List every line in the entries below that contains the string "text", matching its case exactly.
________
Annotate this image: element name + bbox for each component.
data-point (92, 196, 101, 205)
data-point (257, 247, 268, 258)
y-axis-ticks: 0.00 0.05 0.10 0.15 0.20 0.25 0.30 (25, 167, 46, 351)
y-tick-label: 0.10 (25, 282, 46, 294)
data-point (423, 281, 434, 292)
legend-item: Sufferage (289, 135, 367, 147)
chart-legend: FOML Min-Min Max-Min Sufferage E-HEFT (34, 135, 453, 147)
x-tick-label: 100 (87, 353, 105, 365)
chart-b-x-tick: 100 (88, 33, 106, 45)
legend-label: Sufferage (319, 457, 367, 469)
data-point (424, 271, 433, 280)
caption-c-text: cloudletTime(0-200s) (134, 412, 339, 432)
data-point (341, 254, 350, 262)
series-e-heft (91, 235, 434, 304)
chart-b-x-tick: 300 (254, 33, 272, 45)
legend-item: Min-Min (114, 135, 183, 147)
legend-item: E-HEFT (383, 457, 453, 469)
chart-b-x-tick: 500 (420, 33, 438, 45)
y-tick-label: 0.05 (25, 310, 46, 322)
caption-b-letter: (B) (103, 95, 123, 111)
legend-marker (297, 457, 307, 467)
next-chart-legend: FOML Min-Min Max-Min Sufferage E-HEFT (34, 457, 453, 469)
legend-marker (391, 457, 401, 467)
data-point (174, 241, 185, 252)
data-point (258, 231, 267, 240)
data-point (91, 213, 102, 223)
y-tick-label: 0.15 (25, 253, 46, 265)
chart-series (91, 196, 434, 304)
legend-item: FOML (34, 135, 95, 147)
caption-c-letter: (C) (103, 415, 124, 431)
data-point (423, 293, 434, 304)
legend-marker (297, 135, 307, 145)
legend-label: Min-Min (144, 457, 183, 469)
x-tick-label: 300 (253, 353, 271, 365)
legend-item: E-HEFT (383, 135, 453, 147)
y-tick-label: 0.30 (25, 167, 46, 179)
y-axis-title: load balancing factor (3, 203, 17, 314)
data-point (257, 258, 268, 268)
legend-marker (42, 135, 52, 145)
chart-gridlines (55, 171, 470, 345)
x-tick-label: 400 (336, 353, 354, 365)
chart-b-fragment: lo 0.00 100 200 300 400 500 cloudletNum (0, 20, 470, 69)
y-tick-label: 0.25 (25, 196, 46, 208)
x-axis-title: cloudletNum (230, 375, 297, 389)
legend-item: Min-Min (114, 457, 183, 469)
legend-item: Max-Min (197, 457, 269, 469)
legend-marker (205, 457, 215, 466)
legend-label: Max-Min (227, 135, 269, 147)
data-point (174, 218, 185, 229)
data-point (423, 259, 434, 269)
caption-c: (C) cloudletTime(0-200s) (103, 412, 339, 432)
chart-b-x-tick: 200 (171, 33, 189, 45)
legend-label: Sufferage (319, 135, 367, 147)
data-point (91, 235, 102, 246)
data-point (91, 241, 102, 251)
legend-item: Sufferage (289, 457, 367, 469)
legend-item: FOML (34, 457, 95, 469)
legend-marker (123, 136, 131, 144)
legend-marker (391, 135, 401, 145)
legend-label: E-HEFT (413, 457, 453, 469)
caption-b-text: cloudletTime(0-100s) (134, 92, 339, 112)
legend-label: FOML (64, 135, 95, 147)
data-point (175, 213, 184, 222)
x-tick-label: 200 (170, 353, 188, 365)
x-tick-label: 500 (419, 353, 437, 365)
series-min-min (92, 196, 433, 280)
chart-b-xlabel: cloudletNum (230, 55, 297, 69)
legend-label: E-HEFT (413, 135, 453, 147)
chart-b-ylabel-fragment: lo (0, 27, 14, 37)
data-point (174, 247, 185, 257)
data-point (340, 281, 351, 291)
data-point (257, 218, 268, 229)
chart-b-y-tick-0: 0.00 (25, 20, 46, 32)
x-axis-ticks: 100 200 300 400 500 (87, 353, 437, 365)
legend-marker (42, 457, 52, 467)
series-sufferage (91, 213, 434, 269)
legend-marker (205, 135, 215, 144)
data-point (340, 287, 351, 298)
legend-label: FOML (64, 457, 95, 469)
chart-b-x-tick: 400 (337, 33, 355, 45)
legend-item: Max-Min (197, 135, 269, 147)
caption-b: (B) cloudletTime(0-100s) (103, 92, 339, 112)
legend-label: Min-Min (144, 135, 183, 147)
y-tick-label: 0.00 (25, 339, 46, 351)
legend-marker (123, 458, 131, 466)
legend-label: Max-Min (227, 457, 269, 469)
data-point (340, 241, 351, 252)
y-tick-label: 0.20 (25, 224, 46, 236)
________
Answer to this exercise:
caption-c-text: cloudletTime(0-200s) (134, 412, 339, 432)
caption-b-text: cloudletTime(0-100s) (134, 92, 339, 112)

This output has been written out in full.